BEGIN Listing

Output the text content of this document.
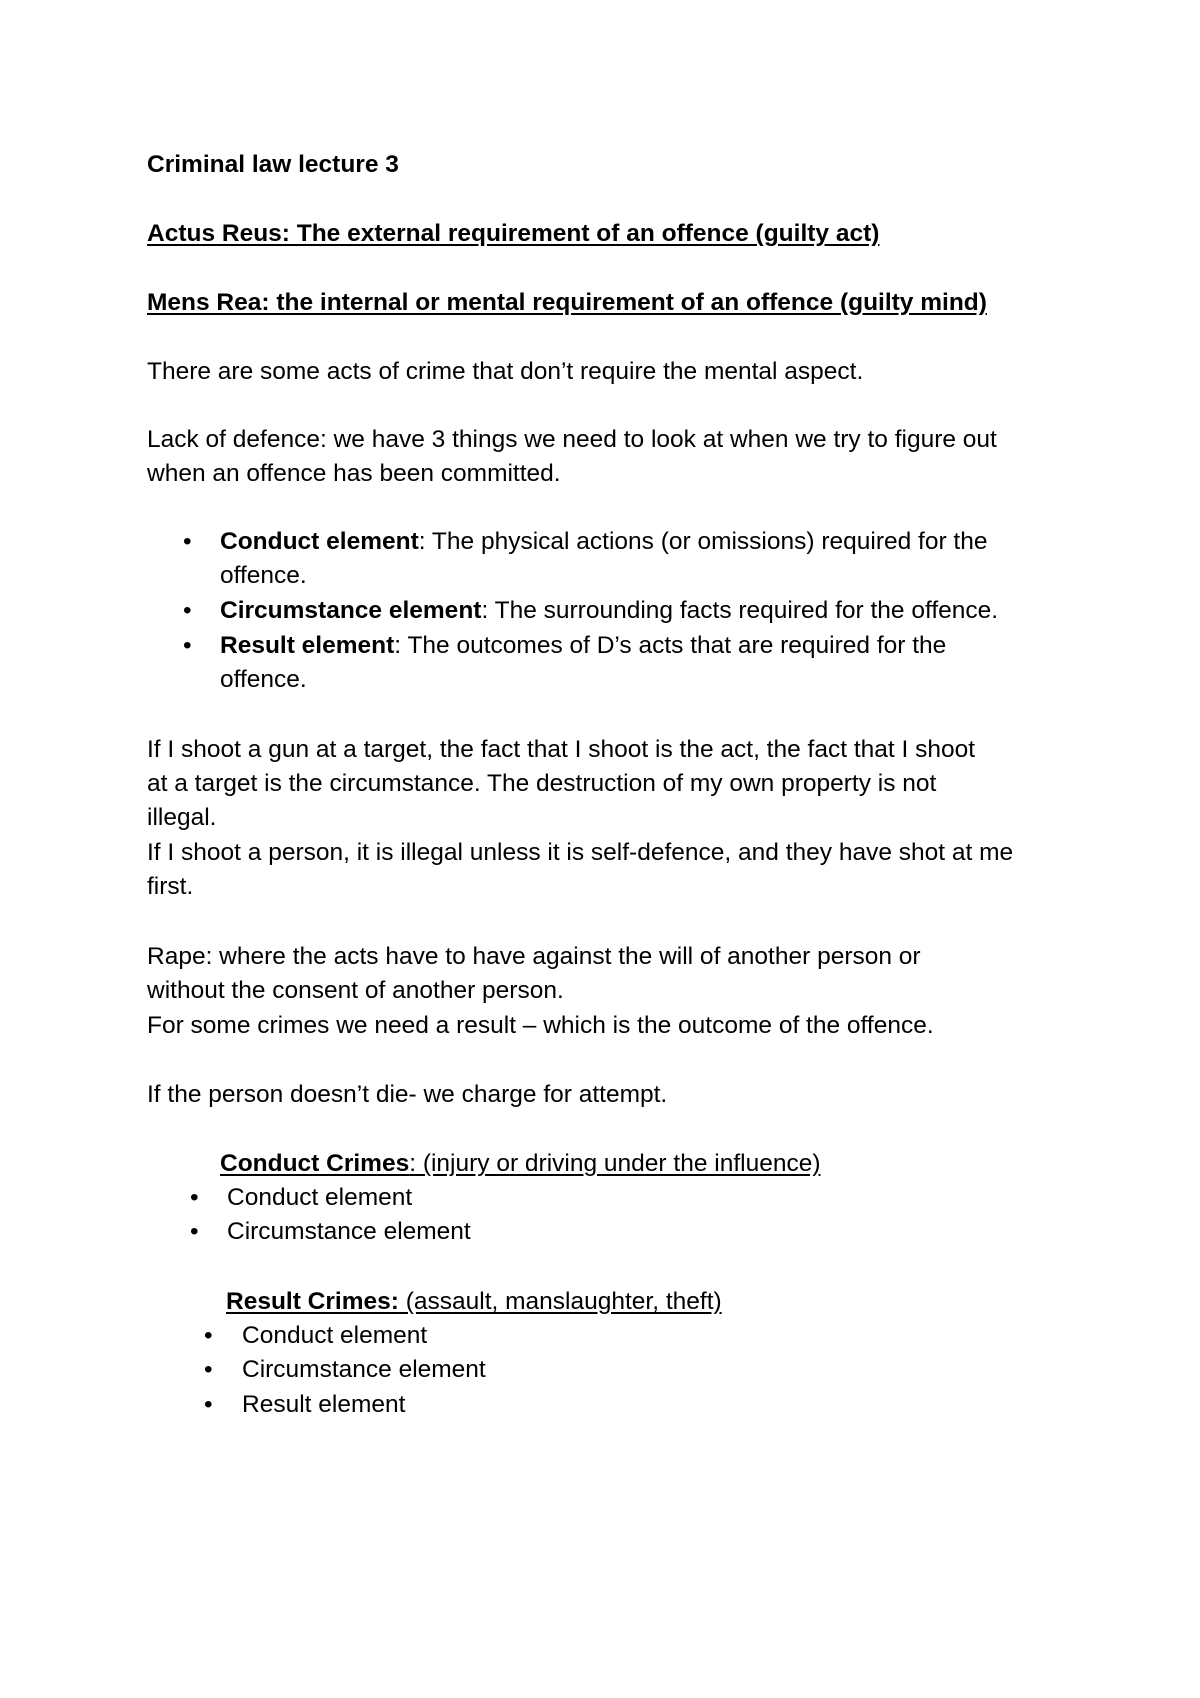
Criminal law lecture 3
Actus Reus: The external requirement of an offence (guilty act)
Mens Rea: the internal or mental requirement of an offence (guilty mind)
There are some acts of crime that don’t require the mental aspect.
Lack of defence: we have 3 things we need to look at when we try to figure out
when an offence has been committed.
• Conduct element: The physical actions (or omissions) required for the
offence.
• Circumstance element: The surrounding facts required for the offence.
• Result element: The outcomes of D’s acts that are required for the
offence.
If I shoot a gun at a target, the fact that I shoot is the act, the fact that I shoot
at a target is the circumstance. The destruction of my own property is not
illegal.
If I shoot a person, it is illegal unless it is self-defence, and they have shot at me
first.
Rape: where the acts have to have against the will of another person or
without the consent of another person.
For some crimes we need a result – which is the outcome of the offence.
If the person doesn’t die- we charge for attempt.
Conduct Crimes: (injury or driving under the influence)
• Conduct element
• Circumstance element
Result Crimes: (assault, manslaughter, theft)
• Conduct element
• Circumstance element
• Result element
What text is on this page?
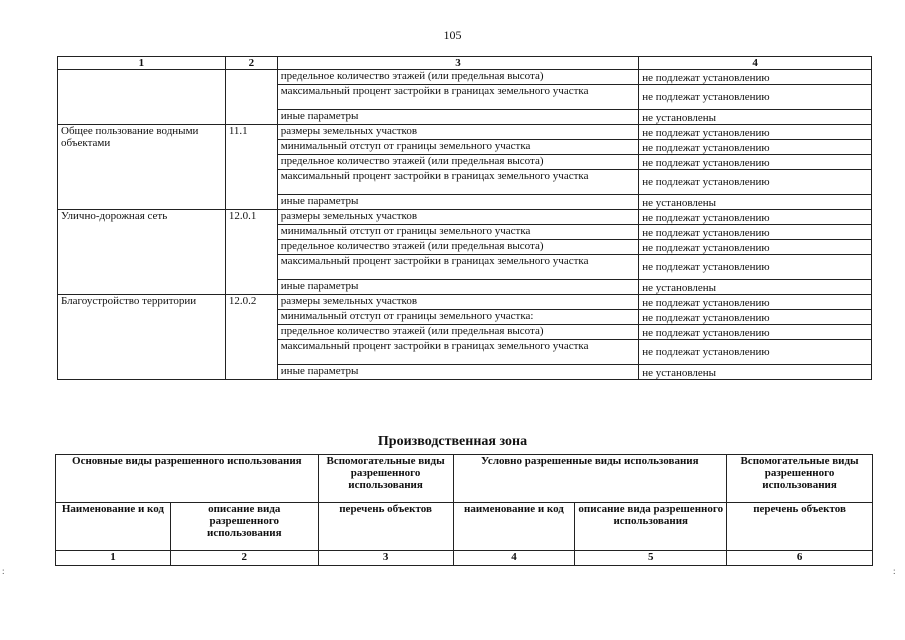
105
1	2	3	4
		предельное количество этажей (или предельная высота)	не подлежат установлению
		максимальный процент застройки в границах земельного участка	не подлежат установлению
		иные параметры	не установлены
Общее пользование водными объектами	11.1	размеры земельных участков	не подлежат установлению
		минимальный отступ от границы земельного участка	не подлежат установлению
		предельное количество этажей (или предельная высота)	не подлежат установлению
		максимальный процент застройки в границах земельного участка	не подлежат установлению
		иные параметры	не установлены
Улично-дорожная сеть	12.0.1	размеры земельных участков	не подлежат установлению
		минимальный отступ от границы земельного участка	не подлежат установлению
		предельное количество этажей (или предельная высота)	не подлежат установлению
		максимальный процент застройки в границах земельного участка	не подлежат установлению
		иные параметры	не установлены
Благоустройство территории	12.0.2	размеры земельных участков	не подлежат установлению
		минимальный отступ от границы земельного участка:	не подлежат установлению
		предельное количество этажей (или предельная высота)	не подлежат установлению
		максимальный процент застройки в границах земельного участка	не подлежат установлению
		иные параметры	не установлены
Производственная зона
Основные виды разрешенного использования		Вспомогательные виды разрешенного использования	Условно разрешенные виды использования		Вспомогательные виды разрешенного использования
Наименование и код	описание вида разрешенного использования	перечень объектов	наименование и код	описание вида разрешенного использования	перечень объектов
1	2	3	4	5	6
:	:
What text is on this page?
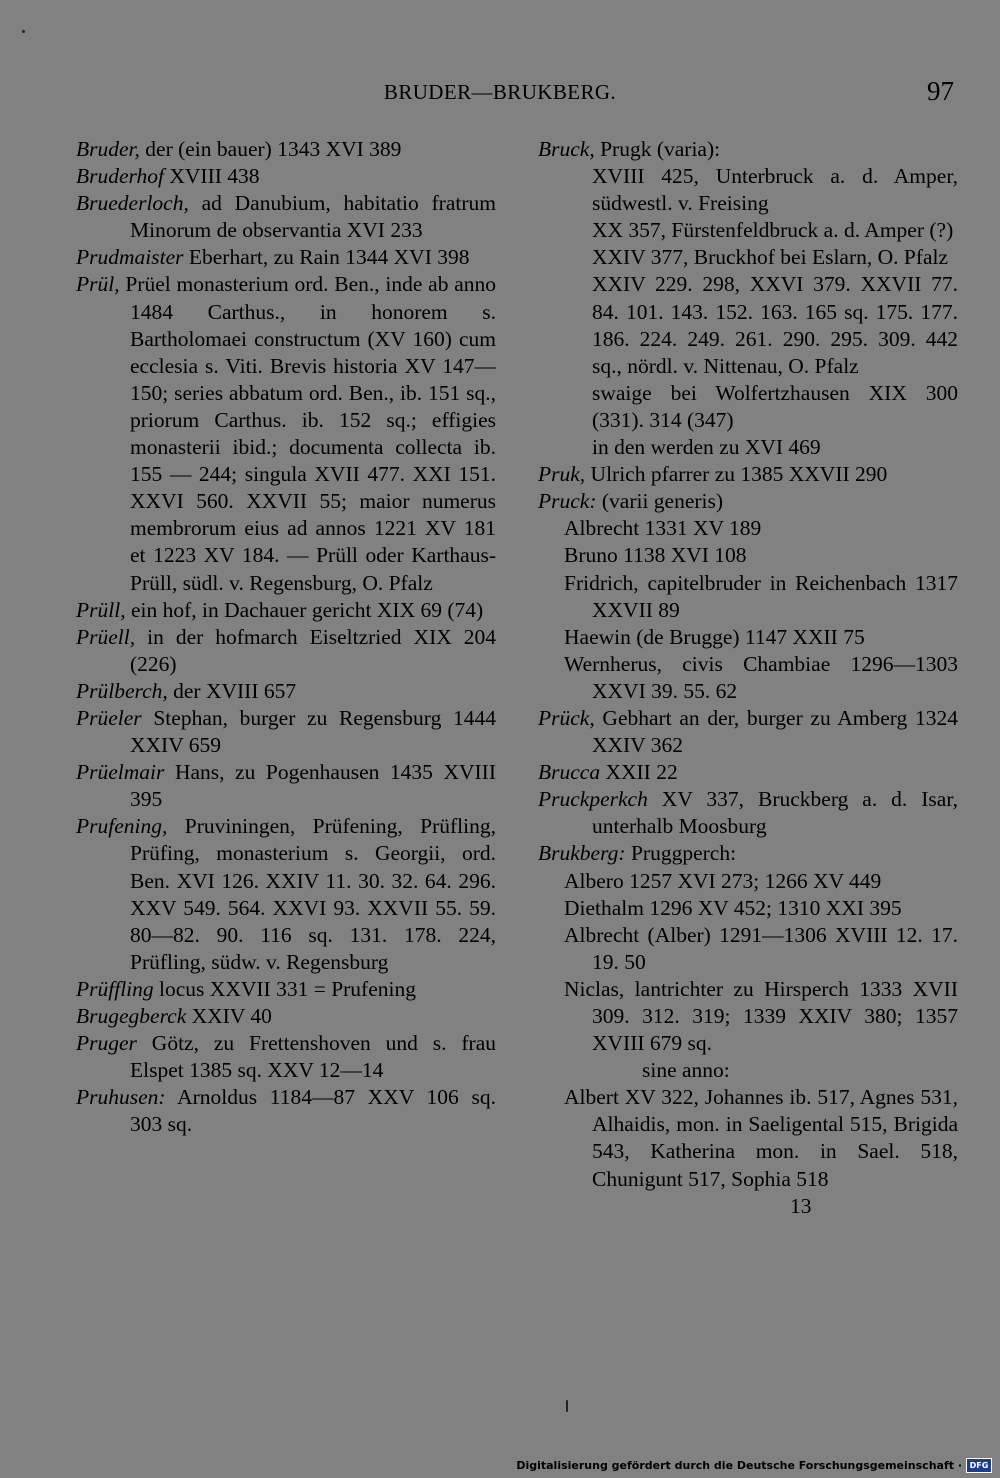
BRUDER—BRUKBERG.	97
Bruder, der (ein bauer) 1343 XVI 389
Bruderhof XVIII 438
Bruederloch, ad Danubium, habitatio fratrum Minorum de observantia XVI 233
Prudmaister Eberhart, zu Rain 1344 XVI 398
Prül, Prüel monasterium ord. Ben., inde ab anno 1484 Carthus., in honorem s. Bartholomaei constructum (XV 160) cum ecclesia s. Viti. Brevis historia XV 147—150; series abbatum ord. Ben., ib. 151 sq., priorum Carthus. ib. 152 sq.; effigies monasterii ibid.; documenta collecta ib. 155 — 244; singula XVII 477. XXI 151. XXVI 560. XXVII 55; maior numerus membrorum eius ad annos 1221 XV 181 et 1223 XV 184. — Prüll oder Karthaus-Prüll, südl. v. Regensburg, O. Pfalz
Prüll, ein hof, in Dachauer gericht XIX 69 (74)
Prüell, in der hofmarch Eiseltzried XIX 204 (226)
Prülberch, der XVIII 657
Prüeler Stephan, burger zu Regensburg 1444 XXIV 659
Prüelmair Hans, zu Pogenhausen 1435 XVIII 395
Prufening, Pruviningen, Prüfening, Prüfling, Prüfing, monasterium s. Georgii, ord. Ben. XVI 126. XXIV 11. 30. 32. 64. 296. XXV 549. 564. XXVI 93. XXVII 55. 59. 80—82. 90. 116 sq. 131. 178. 224, Prüfling, südw. v. Regensburg
Prüffling locus XXVII 331 = Prufening
Brugegberck XXIV 40
Pruger Götz, zu Frettenshoven und s. frau Elspet 1385 sq. XXV 12—14
Pruhusen: Arnoldus 1184—87 XXV 106 sq. 303 sq.
Bruck, Prugk (varia):
XVIII 425, Unterbruck a. d. Amper, südwestl. v. Freising
XX 357, Fürstenfeldbruck a. d. Amper (?)
XXIV 377, Bruckhof bei Eslarn, O. Pfalz
XXIV 229. 298, XXVI 379. XXVII 77. 84. 101. 143. 152. 163. 165 sq. 175. 177. 186. 224. 249. 261. 290. 295. 309. 442 sq., nördl. v. Nittenau, O. Pfalz
swaige bei Wolfertzhausen XIX 300 (331). 314 (347)
in den werden zu XVI 469
Pruk, Ulrich pfarrer zu 1385 XXVII 290
Pruck: (varii generis)
Albrecht 1331 XV 189
Bruno 1138 XVI 108
Fridrich, capitelbruder in Reichenbach 1317 XXVII 89
Haewin (de Brugge) 1147 XXII 75
Wernherus, civis Chambiae 1296—1303 XXVI 39. 55. 62
Prück, Gebhart an der, burger zu Amberg 1324 XXIV 362
Brucca XXII 22
Pruckperkch XV 337, Bruckberg a. d. Isar, unterhalb Moosburg
Brukberg: Pruggperch:
Albero 1257 XVI 273; 1266 XV 449
Diethalm 1296 XV 452; 1310 XXI 395
Albrecht (Alber) 1291—1306 XVIII 12. 17. 19. 50
Niclas, lantrichter zu Hirsperch 1333 XVII 309. 312. 319; 1339 XXIV 380; 1357 XVIII 679 sq.
sine anno:
Albert XV 322, Johannes ib. 517, Agnes 531, Alhaidis, mon. in Saeligental 515, Brigida 543, Katherina mon. in Sael. 518, Chunigunt 517, Sophia 518
13
Digitalisierung gefördert durch die Deutsche Forschungsgemeinschaft · DFG
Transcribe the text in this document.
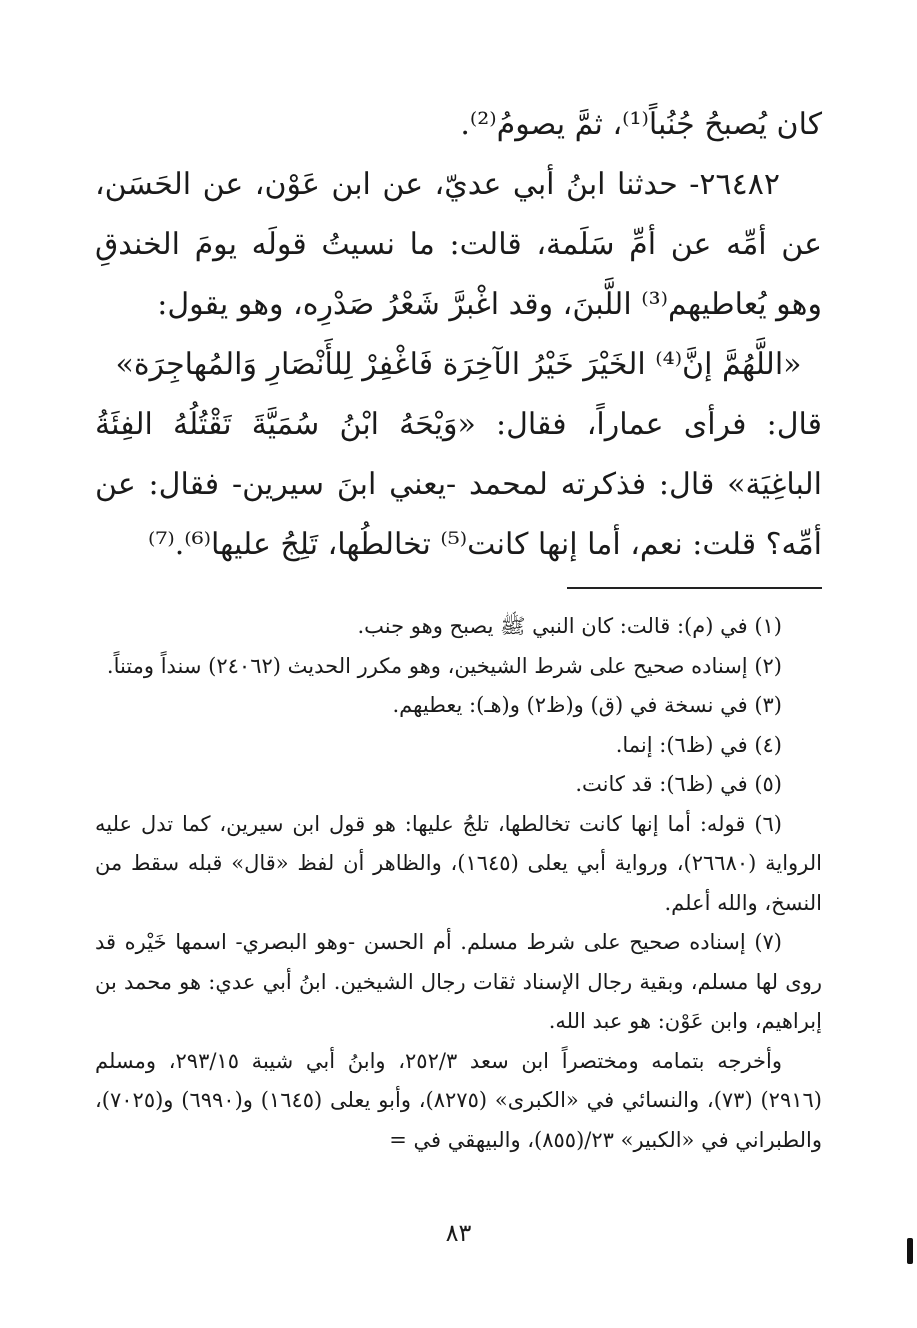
كان يُصبحُ جُنُباً⁽¹⁾، ثمَّ يصومُ⁽²⁾.

٢٦٤٨٢- حدثنا ابنُ أبي عديّ، عن ابن عَوْن، عن الحَسَن، عن أمِّه عن أمِّ سَلَمة، قالت: ما نسيتُ قولَه يومَ الخندقِ وهو يُعاطيهم⁽³⁾ اللَّبنَ، وقد اغْبرَّ شَعْرُ صَدْرِه، وهو يقول:

«اللَّهُمَّ إنَّ⁽⁴⁾ الخَيْرَ خَيْرُ الآخِرَة فَاغْفِرْ لِلأَنْصَارِ وَالمُهاجِرَة»

قال: فرأى عماراً، فقال: «وَيْحَهُ ابْنُ سُمَيَّةَ تَقْتُلُهُ الفِئَةُ الباغِيَة» قال: فذكرته لمحمد -يعني ابنَ سيرين- فقال: عن أمِّه؟ قلت: نعم، أما إنها كانت⁽⁵⁾ تخالطُها، تَلِجُ عليها⁽⁶⁾.⁽⁷⁾

(١) في (م): قالت: كان النبي ﷺ يصبح وهو جنب.

(٢) إسناده صحيح على شرط الشيخين، وهو مكرر الحديث (٢٤٠٦٢) سنداً ومتناً.

(٣) في نسخة في (ق) و(ظ٢) و(هـ): يعطيهم.

(٤) في (ظ٦): إنما.

(٥) في (ظ٦): قد كانت.

(٦) قوله: أما إنها كانت تخالطها، تلجُ عليها: هو قول ابن سيرين، كما تدل عليه الرواية (٢٦٦٨٠)، ورواية أبي يعلى (١٦٤٥)، والظاهر أن لفظ «قال» قبله سقط من النسخ، والله أعلم.

(٧) إسناده صحيح على شرط مسلم. أم الحسن -وهو البصري- اسمها خَيْره قد روى لها مسلم، وبقية رجال الإسناد ثقات رجال الشيخين. ابنُ أبي عدي: هو محمد بن إبراهيم، وابن عَوْن: هو عبد الله.

وأخرجه بتمامه ومختصراً ابن سعد ٢٥٢/٣، وابنُ أبي شيبة ٢٩٣/١٥، ومسلم (٢٩١٦) (٧٣)، والنسائي في «الكبرى» (٨٢٧٥)، وأبو يعلى (١٦٤٥) و(٦٩٩٠) و(٧٠٢٥)، والطبراني في «الكبير» ٢٣/(٨٥٥)، والبيهقي في =

٨٣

END Listing

__Written request__. Only the lines from the one containing "Transcribe the text in this document." through the last line of the records above should be repeated, exactly and without pictures.

__Solution to the problem__.
Transcribe the text in this document.
كان يُصبحُ جُنُباً⁽¹⁾، ثمَّ يصومُ⁽²⁾.

٢٦٤٨٢- حدثنا ابنُ أبي عديّ، عن ابن عَوْن، عن الحَسَن، عن أمِّه عن أمِّ سَلَمة، قالت: ما نسيتُ قولَه يومَ الخندقِ وهو يُعاطيهم⁽³⁾ اللَّبنَ، وقد اغْبرَّ شَعْرُ صَدْرِه، وهو يقول:

«اللَّهُمَّ إنَّ⁽⁴⁾ الخَيْرَ خَيْرُ الآخِرَة فَاغْفِرْ لِلأَنْصَارِ وَالمُهاجِرَة»

قال: فرأى عماراً، فقال: «وَيْحَهُ ابْنُ سُمَيَّةَ تَقْتُلُهُ الفِئَةُ الباغِيَة» قال: فذكرته لمحمد -يعني ابنَ سيرين- فقال: عن أمِّه؟ قلت: نعم، أما إنها كانت⁽⁵⁾ تخالطُها، تَلِجُ عليها⁽⁶⁾.⁽⁷⁾

(١) في (م): قالت: كان النبي ﷺ يصبح وهو جنب.

(٢) إسناده صحيح على شرط الشيخين، وهو مكرر الحديث (٢٤٠٦٢) سنداً ومتناً.

(٣) في نسخة في (ق) و(ظ٢) و(هـ): يعطيهم.

(٤) في (ظ٦): إنما.

(٥) في (ظ٦): قد كانت.

(٦) قوله: أما إنها كانت تخالطها، تلجُ عليها: هو قول ابن سيرين، كما تدل عليه الرواية (٢٦٦٨٠)، ورواية أبي يعلى (١٦٤٥)، والظاهر أن لفظ «قال» قبله سقط من النسخ، والله أعلم.

(٧) إسناده صحيح على شرط مسلم. أم الحسن -وهو البصري- اسمها خَيْره قد روى لها مسلم، وبقية رجال الإسناد ثقات رجال الشيخين. ابنُ أبي عدي: هو محمد بن إبراهيم، وابن عَوْن: هو عبد الله.

وأخرجه بتمامه ومختصراً ابن سعد ٢٥٢/٣، وابنُ أبي شيبة ٢٩٣/١٥، ومسلم (٢٩١٦) (٧٣)، والنسائي في «الكبرى» (٨٢٧٥)، وأبو يعلى (١٦٤٥) و(٦٩٩٠) و(٧٠٢٥)، والطبراني في «الكبير» ٢٣/(٨٥٥)، والبيهقي في =

٨٣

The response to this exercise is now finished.